■ OBJECTIVE ■
Pictures in the data below are not part of the copy; transcribe everything else exactly.

■ EXTRACTED INFORMATION ■
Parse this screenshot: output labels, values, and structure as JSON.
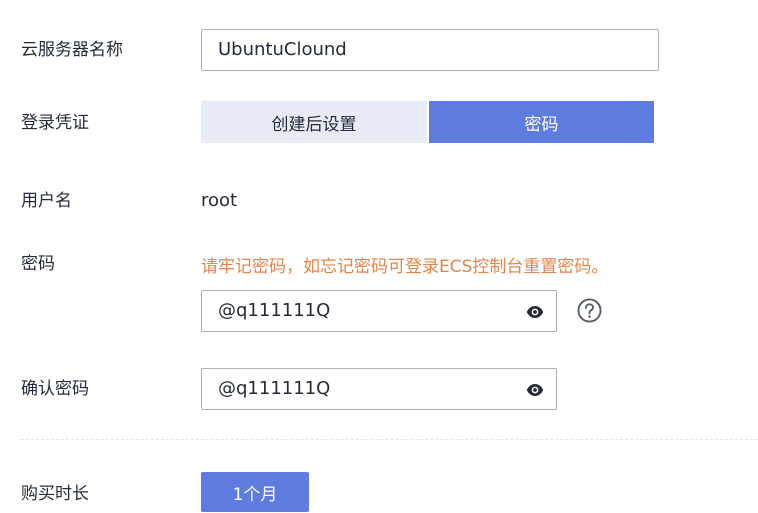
{
  "server_name": {
    "label": "云服务器名称",
    "value": "UbuntuClound"
  },
  "login_credential": {
    "label": "登录凭证",
    "options": [
      "创建后设置",
      "密码"
    ],
    "selected": "密码"
  },
  "username": {
    "label": "用户名",
    "value": "root"
  },
  "password": {
    "label": "密码",
    "warning": "请牢记密码，如忘记密码可登录ECS控制台重置密码。",
    "value": "@q111111Q",
    "reveal_icon": "eye-icon",
    "help_icon": "question-circle-icon"
  },
  "confirm_password": {
    "label": "确认密码",
    "value": "@q111111Q",
    "reveal_icon": "eye-icon"
  },
  "purchase_duration": {
    "label": "购买时长",
    "option": "1个月"
  },
  "colors": {
    "accent": "#5e7ce0",
    "segment_inactive": "#e8ecf7",
    "warning": "#e68548",
    "text": "#252b3a",
    "border": "#adb0b8"
  }
}
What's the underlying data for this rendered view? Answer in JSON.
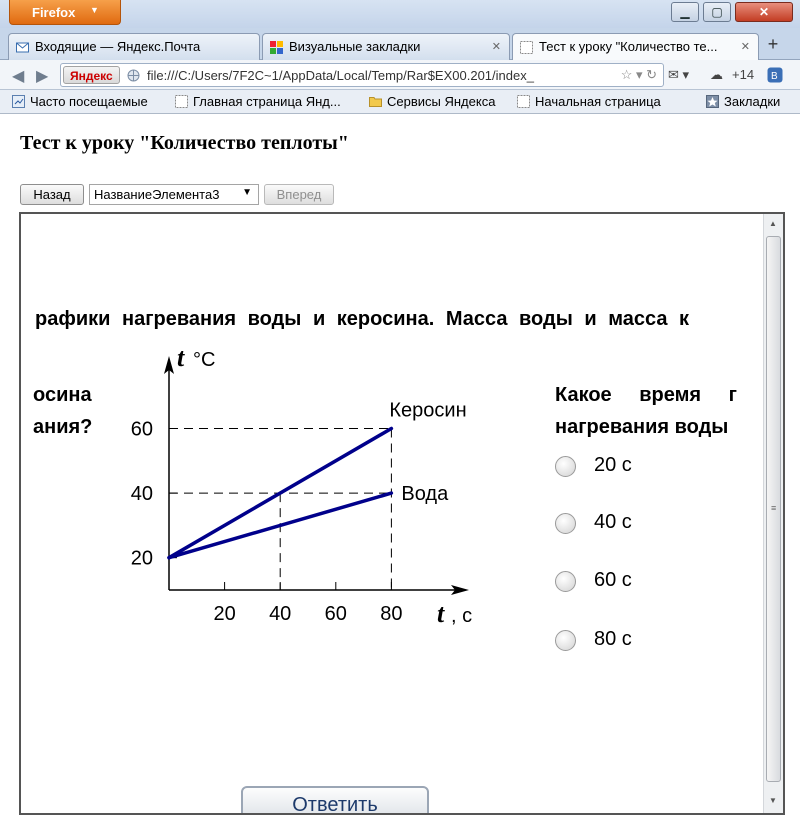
{
  "window": {
    "menu_label": "Firefox",
    "controls": {
      "minimize": "▁",
      "maximize": "▢",
      "close": "✕"
    }
  },
  "tabs": [
    {
      "label": "Входящие — Яндекс.Почта"
    },
    {
      "label": "Визуальные закладки"
    },
    {
      "label": "Тест к уроку \"Количество те...",
      "active": true
    }
  ],
  "navbar": {
    "search_badge": "Яндекс",
    "url": "file:///C:/Users/7F2C~1/AppData/Local/Temp/Rar$EX00.201/index_",
    "cloud_count": "+14"
  },
  "bookmarks": [
    {
      "label": "Часто посещаемые"
    },
    {
      "label": "Главная страница Янд..."
    },
    {
      "label": "Сервисы Яндекса"
    },
    {
      "label": "Начальная страница"
    },
    {
      "label": "Закладки"
    }
  ],
  "page": {
    "title": "Тест к уроку \"Количество теплоты\"",
    "back_label": "Назад",
    "select_value": "НазваниеЭлемента3",
    "next_label": "Вперед",
    "question_line": "рафики нагревания воды и керосина. Масса воды и масса к",
    "left_lines": [
      "осина",
      "ания?"
    ],
    "question_lines": [
      "Какое время г",
      "нагревания воды"
    ],
    "options": [
      "20 с",
      "40 с",
      "60 с",
      "80 с"
    ],
    "answer_label": "Ответить"
  },
  "chart_data": {
    "type": "line",
    "ylabel_symbol": "t",
    "ylabel_unit": "°С",
    "xlabel_symbol": "t",
    "xlabel_unit": ", с",
    "x_ticks": [
      20,
      40,
      60,
      80
    ],
    "y_ticks": [
      20,
      40,
      60
    ],
    "xlim": [
      0,
      100
    ],
    "ylim": [
      10,
      70
    ],
    "series": [
      {
        "name": "Керосин",
        "x": [
          0,
          80
        ],
        "y": [
          20,
          60
        ]
      },
      {
        "name": "Вода",
        "x": [
          0,
          80
        ],
        "y": [
          20,
          40
        ]
      }
    ],
    "guides": [
      {
        "from": [
          0,
          60
        ],
        "to": [
          80,
          60
        ]
      },
      {
        "from": [
          80,
          60
        ],
        "to": [
          80,
          0
        ]
      },
      {
        "from": [
          0,
          40
        ],
        "to": [
          80,
          40
        ]
      },
      {
        "from": [
          40,
          40
        ],
        "to": [
          40,
          0
        ]
      }
    ],
    "line_color": "#00008b",
    "grid": false
  }
}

■ THE COMPLETED TASK ■
Parse this screenshot: output labels, values, and structure as JSON.
{
  "server_name": {
    "label": "云服务器名称",
    "value": "UbuntuClound"
  },
  "login_credential": {
    "label": "登录凭证",
    "options": [
      "创建后设置",
      "密码"
    ],
    "selected": "密码"
  },
  "username": {
    "label": "用户名",
    "value": "root"
  },
  "password": {
    "label": "密码",
    "warning": "请牢记密码，如忘记密码可登录ECS控制台重置密码。",
    "value": "@q111111Q",
    "reveal_icon": "eye-icon",
    "help_icon": "question-circle-icon"
  },
  "confirm_password": {
    "label": "确认密码",
    "value": "@q111111Q",
    "reveal_icon": "eye-icon"
  },
  "purchase_duration": {
    "label": "购买时长",
    "option": "1个月"
  },
  "colors": {
    "accent": "#5e7ce0",
    "segment_inactive": "#e8ecf7",
    "warning": "#e68548",
    "text": "#252b3a",
    "border": "#adb0b8"
  }
}
What's the underlying data for this rendered view? Answer in JSON.
{
  "window": {
    "menu_label": "Firefox",
    "controls": {
      "minimize": "▁",
      "maximize": "▢",
      "close": "✕"
    }
  },
  "tabs": [
    {
      "label": "Входящие — Яндекс.Почта"
    },
    {
      "label": "Визуальные закладки"
    },
    {
      "label": "Тест к уроку \"Количество те...",
      "active": true
    }
  ],
  "navbar": {
    "search_badge": "Яндекс",
    "url": "file:///C:/Users/7F2C~1/AppData/Local/Temp/Rar$EX00.201/index_",
    "cloud_count": "+14"
  },
  "bookmarks": [
    {
      "label": "Часто посещаемые"
    },
    {
      "label": "Главная страница Янд..."
    },
    {
      "label": "Сервисы Яндекса"
    },
    {
      "label": "Начальная страница"
    },
    {
      "label": "Закладки"
    }
  ],
  "page": {
    "title": "Тест к уроку \"Количество теплоты\"",
    "back_label": "Назад",
    "select_value": "НазваниеЭлемента3",
    "next_label": "Вперед",
    "question_line": "рафики нагревания воды и керосина. Масса воды и масса к",
    "left_lines": [
      "осина",
      "ания?"
    ],
    "question_lines": [
      "Какое время г",
      "нагревания воды"
    ],
    "options": [
      "20 с",
      "40 с",
      "60 с",
      "80 с"
    ],
    "answer_label": "Ответить"
  },
  "chart_data": {
    "type": "line",
    "ylabel_symbol": "t",
    "ylabel_unit": "°С",
    "xlabel_symbol": "t",
    "xlabel_unit": ", с",
    "x_ticks": [
      20,
      40,
      60,
      80
    ],
    "y_ticks": [
      20,
      40,
      60
    ],
    "xlim": [
      0,
      100
    ],
    "ylim": [
      10,
      70
    ],
    "series": [
      {
        "name": "Керосин",
        "x": [
          0,
          80
        ],
        "y": [
          20,
          60
        ]
      },
      {
        "name": "Вода",
        "x": [
          0,
          80
        ],
        "y": [
          20,
          40
        ]
      }
    ],
    "guides": [
      {
        "from": [
          0,
          60
        ],
        "to": [
          80,
          60
        ]
      },
      {
        "from": [
          80,
          60
        ],
        "to": [
          80,
          0
        ]
      },
      {
        "from": [
          0,
          40
        ],
        "to": [
          80,
          40
        ]
      },
      {
        "from": [
          40,
          40
        ],
        "to": [
          40,
          0
        ]
      }
    ],
    "line_color": "#00008b",
    "grid": false
  }
}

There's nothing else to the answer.